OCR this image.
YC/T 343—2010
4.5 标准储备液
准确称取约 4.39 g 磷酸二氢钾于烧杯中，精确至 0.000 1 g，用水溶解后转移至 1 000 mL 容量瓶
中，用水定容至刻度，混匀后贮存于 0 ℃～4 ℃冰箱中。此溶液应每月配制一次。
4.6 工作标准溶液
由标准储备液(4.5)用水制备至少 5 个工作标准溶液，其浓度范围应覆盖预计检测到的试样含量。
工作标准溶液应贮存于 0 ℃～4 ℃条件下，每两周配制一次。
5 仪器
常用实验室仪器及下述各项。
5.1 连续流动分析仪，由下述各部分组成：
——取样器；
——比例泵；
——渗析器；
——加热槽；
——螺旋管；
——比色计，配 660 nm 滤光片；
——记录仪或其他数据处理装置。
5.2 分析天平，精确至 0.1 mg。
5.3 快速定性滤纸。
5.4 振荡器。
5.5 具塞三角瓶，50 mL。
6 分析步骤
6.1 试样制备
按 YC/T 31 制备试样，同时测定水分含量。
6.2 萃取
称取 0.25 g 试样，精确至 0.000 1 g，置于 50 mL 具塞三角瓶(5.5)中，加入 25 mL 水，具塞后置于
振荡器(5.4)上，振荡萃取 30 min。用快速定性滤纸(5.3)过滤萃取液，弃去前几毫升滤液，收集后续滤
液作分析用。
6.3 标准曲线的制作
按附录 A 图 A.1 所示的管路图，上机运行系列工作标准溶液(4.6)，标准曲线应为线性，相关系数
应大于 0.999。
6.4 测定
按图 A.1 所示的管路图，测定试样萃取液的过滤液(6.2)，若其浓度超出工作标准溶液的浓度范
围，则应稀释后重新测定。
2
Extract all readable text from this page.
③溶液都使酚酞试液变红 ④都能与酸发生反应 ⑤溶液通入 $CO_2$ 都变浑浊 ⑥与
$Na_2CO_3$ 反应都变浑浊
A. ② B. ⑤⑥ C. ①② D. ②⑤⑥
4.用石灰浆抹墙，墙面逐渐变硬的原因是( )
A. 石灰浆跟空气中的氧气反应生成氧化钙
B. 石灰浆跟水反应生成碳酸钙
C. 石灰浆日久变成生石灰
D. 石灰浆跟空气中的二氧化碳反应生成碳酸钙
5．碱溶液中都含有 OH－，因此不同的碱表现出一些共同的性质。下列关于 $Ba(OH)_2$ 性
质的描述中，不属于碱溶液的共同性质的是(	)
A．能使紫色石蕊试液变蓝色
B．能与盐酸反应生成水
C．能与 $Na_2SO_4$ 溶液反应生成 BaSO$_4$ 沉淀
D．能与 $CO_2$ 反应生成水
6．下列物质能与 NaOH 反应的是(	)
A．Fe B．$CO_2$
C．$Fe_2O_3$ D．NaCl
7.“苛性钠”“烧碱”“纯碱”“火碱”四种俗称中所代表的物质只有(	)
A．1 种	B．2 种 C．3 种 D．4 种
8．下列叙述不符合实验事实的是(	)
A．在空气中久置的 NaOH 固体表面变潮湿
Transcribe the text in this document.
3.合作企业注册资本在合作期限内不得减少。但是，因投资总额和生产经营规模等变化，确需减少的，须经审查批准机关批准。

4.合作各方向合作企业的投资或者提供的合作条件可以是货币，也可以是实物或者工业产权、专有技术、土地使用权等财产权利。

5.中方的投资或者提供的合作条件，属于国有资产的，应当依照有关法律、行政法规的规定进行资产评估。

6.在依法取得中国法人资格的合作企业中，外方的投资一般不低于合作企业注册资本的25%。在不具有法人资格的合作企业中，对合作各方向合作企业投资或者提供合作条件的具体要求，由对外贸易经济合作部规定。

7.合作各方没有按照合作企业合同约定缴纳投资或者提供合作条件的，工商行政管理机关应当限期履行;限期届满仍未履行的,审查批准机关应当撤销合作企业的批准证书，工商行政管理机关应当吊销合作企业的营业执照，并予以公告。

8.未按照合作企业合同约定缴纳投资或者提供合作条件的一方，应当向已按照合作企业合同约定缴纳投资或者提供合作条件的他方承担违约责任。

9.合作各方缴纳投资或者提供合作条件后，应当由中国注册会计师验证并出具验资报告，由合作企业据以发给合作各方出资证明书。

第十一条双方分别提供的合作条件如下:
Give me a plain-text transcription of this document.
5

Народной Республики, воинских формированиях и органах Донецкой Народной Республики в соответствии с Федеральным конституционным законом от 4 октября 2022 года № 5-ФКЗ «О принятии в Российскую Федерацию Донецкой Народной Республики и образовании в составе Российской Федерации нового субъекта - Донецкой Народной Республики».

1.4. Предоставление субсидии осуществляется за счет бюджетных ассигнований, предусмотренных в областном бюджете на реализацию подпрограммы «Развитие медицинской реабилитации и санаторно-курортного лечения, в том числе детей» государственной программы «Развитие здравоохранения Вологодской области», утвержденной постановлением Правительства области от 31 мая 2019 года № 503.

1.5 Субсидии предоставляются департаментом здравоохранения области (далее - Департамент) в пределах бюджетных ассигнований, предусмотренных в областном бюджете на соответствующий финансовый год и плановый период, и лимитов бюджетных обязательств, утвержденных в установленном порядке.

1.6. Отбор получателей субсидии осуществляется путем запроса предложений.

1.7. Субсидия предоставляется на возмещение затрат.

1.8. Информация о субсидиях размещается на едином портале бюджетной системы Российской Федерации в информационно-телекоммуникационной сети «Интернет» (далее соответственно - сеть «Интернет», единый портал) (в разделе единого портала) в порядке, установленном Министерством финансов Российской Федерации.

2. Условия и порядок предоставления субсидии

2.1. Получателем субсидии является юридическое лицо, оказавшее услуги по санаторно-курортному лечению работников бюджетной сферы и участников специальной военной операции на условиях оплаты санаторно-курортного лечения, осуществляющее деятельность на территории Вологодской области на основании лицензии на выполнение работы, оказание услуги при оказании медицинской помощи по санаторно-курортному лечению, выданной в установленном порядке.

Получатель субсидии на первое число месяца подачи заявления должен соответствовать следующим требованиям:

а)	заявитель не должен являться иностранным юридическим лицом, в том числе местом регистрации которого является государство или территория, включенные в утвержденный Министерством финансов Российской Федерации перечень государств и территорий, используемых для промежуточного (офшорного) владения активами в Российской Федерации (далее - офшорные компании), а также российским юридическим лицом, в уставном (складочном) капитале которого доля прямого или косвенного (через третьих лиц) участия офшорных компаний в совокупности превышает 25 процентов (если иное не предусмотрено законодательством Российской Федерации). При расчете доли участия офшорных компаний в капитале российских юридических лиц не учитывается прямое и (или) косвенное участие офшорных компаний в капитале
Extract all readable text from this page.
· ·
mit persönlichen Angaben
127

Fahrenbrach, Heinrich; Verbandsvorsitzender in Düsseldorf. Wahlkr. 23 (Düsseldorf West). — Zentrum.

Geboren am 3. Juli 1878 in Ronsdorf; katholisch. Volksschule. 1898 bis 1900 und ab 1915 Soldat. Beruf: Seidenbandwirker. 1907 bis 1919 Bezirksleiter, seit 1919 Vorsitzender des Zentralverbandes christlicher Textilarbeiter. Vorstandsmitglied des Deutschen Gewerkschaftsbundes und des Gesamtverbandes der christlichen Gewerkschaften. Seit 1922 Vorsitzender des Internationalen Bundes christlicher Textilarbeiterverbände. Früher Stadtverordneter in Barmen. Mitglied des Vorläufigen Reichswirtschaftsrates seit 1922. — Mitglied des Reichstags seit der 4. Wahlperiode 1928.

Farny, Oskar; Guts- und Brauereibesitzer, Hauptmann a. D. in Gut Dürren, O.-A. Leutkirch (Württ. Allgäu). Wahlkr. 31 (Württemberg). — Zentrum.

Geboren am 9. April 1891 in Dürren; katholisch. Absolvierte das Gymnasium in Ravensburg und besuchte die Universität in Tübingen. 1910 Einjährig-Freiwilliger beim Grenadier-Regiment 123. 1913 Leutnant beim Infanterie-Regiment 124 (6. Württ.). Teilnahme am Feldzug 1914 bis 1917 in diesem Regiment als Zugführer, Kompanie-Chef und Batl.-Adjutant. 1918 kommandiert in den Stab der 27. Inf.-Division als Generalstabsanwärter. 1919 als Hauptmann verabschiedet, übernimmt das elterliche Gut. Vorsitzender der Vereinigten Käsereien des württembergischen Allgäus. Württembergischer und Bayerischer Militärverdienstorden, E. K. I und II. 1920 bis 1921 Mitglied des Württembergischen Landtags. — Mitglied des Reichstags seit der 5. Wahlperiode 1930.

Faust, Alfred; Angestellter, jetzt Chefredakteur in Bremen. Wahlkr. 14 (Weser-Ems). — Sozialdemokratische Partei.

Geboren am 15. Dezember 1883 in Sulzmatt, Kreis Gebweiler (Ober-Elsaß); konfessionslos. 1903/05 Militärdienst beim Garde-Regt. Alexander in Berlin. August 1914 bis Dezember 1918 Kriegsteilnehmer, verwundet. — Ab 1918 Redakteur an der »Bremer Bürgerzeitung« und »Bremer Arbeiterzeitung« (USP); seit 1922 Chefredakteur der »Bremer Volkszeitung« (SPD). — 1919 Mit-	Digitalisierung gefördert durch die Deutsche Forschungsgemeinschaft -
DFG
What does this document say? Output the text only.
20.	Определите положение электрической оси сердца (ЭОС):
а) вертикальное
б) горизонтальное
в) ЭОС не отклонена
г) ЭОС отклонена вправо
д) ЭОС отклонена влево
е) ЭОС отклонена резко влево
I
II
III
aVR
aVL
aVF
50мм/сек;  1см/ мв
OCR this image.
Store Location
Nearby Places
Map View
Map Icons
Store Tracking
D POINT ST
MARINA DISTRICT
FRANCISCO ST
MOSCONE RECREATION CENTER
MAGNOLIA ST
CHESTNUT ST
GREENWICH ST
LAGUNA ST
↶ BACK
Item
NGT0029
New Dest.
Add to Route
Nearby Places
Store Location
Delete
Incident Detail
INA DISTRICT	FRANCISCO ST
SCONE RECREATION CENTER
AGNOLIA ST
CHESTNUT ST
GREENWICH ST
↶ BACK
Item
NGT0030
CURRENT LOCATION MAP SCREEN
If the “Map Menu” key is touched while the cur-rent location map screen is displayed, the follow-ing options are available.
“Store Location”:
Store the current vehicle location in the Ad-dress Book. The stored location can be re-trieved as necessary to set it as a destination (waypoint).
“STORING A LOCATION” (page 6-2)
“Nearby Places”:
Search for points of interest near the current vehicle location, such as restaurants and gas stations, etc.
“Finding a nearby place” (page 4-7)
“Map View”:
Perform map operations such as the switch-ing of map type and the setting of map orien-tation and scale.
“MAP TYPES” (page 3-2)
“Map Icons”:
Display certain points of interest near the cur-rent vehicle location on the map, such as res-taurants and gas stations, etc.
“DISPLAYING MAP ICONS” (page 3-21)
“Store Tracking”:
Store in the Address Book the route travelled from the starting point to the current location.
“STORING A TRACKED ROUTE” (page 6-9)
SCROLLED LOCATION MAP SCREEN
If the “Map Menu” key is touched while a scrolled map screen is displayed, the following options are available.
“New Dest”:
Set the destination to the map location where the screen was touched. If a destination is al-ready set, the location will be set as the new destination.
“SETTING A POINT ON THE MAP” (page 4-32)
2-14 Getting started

→ **Directive**
Go through the records and copy each line with "options" in it.

→ **Reply**
If the “Map Menu” key is touched while the cur-rent location map screen is displayed, the follow-ing options are available.
If the “Map Menu” key is touched while a scrolled map screen is displayed, the following options are available.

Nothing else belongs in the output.